Exercise
Copy the records below exactly as they appear.
————————
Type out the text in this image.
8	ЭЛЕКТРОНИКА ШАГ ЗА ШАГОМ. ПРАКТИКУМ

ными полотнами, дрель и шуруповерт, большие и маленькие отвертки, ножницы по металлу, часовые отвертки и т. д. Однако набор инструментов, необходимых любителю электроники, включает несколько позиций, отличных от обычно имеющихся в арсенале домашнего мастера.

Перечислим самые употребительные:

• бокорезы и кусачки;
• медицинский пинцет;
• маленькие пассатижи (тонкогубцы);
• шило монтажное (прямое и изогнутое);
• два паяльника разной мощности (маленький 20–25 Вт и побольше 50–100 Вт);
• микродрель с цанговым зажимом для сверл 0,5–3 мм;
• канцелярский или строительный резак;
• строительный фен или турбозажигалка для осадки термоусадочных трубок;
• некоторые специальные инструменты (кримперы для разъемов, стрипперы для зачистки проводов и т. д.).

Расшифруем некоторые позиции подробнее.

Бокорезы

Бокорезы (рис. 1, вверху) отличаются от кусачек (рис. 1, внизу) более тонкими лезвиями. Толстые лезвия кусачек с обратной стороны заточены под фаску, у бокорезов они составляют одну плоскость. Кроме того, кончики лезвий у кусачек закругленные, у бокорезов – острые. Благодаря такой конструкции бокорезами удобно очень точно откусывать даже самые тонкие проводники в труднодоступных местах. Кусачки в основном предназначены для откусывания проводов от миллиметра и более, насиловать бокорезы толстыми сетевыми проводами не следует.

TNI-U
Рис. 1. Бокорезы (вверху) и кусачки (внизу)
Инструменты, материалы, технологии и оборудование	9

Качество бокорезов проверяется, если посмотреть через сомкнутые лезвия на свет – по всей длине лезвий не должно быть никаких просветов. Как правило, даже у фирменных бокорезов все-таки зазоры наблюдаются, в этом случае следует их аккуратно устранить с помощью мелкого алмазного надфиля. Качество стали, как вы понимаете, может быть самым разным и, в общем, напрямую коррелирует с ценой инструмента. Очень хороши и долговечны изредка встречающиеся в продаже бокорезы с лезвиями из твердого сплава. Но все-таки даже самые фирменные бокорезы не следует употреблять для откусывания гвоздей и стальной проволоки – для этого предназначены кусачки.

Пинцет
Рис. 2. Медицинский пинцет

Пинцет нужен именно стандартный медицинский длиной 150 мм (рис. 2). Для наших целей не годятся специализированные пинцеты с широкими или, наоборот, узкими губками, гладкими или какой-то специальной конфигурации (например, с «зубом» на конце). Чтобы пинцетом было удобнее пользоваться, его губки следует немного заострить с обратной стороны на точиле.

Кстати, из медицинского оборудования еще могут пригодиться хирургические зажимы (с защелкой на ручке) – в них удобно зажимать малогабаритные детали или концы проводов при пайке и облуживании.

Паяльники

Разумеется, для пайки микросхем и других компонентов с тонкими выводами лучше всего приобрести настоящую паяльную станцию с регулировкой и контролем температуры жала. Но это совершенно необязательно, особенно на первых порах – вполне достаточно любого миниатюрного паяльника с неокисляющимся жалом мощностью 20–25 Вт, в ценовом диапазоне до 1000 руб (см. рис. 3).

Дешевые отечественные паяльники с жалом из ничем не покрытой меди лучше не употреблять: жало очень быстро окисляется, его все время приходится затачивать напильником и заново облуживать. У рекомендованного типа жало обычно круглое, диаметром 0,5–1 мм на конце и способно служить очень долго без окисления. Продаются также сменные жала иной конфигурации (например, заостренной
————————
Solution to this exercise
Type out the text in this image.
8	ЭЛЕКТРОНИКА ШАГ ЗА ШАГОМ. ПРАКТИКУМ

ными полотнами, дрель и шуруповерт, большие и маленькие отвертки, ножницы по металлу, часовые отвертки и т. д. Однако набор инструментов, необходимых любителю электроники, включает несколько позиций, отличных от обычно имеющихся в арсенале домашнего мастера.

Перечислим самые употребительные:

• бокорезы и кусачки;
• медицинский пинцет;
• маленькие пассатижи (тонкогубцы);
• шило монтажное (прямое и изогнутое);
• два паяльника разной мощности (маленький 20–25 Вт и побольше 50–100 Вт);
• микродрель с цанговым зажимом для сверл 0,5–3 мм;
• канцелярский или строительный резак;
• строительный фен или турбозажигалка для осадки термоусадочных трубок;
• некоторые специальные инструменты (кримперы для разъемов, стрипперы для зачистки проводов и т. д.).

Расшифруем некоторые позиции подробнее.

Бокорезы

Бокорезы (рис. 1, вверху) отличаются от кусачек (рис. 1, внизу) более тонкими лезвиями. Толстые лезвия кусачек с обратной стороны заточены под фаску, у бокорезов они составляют одну плоскость. Кроме того, кончики лезвий у кусачек закругленные, у бокорезов – острые. Благодаря такой конструкции бокорезами удобно очень точно откусывать даже самые тонкие проводники в труднодоступных местах. Кусачки в основном предназначены для откусывания проводов от миллиметра и более, насиловать бокорезы толстыми сетевыми проводами не следует.

TNI-U
Рис. 1. Бокорезы (вверху) и кусачки (внизу)
Инструменты, материалы, технологии и оборудование	9

Качество бокорезов проверяется, если посмотреть через сомкнутые лезвия на свет – по всей длине лезвий не должно быть никаких просветов. Как правило, даже у фирменных бокорезов все-таки зазоры наблюдаются, в этом случае следует их аккуратно устранить с помощью мелкого алмазного надфиля. Качество стали, как вы понимаете, может быть самым разным и, в общем, напрямую коррелирует с ценой инструмента. Очень хороши и долговечны изредка встречающиеся в продаже бокорезы с лезвиями из твердого сплава. Но все-таки даже самые фирменные бокорезы не следует употреблять для откусывания гвоздей и стальной проволоки – для этого предназначены кусачки.

Пинцет
Рис. 2. Медицинский пинцет

Пинцет нужен именно стандартный медицинский длиной 150 мм (рис. 2). Для наших целей не годятся специализированные пинцеты с широкими или, наоборот, узкими губками, гладкими или какой-то специальной конфигурации (например, с «зубом» на конце). Чтобы пинцетом было удобнее пользоваться, его губки следует немного заострить с обратной стороны на точиле.

Кстати, из медицинского оборудования еще могут пригодиться хирургические зажимы (с защелкой на ручке) – в них удобно зажимать малогабаритные детали или концы проводов при пайке и облуживании.

Паяльники

Разумеется, для пайки микросхем и других компонентов с тонкими выводами лучше всего приобрести настоящую паяльную станцию с регулировкой и контролем температуры жала. Но это совершенно необязательно, особенно на первых порах – вполне достаточно любого миниатюрного паяльника с неокисляющимся жалом мощностью 20–25 Вт, в ценовом диапазоне до 1000 руб (см. рис. 3).

Дешевые отечественные паяльники с жалом из ничем не покрытой меди лучше не употреблять: жало очень быстро окисляется, его все время приходится затачивать напильником и заново облуживать. У рекомендованного типа жало обычно круглое, диаметром 0,5–1 мм на конце и способно служить очень долго без окисления. Продаются также сменные жала иной конфигурации (например, заостренной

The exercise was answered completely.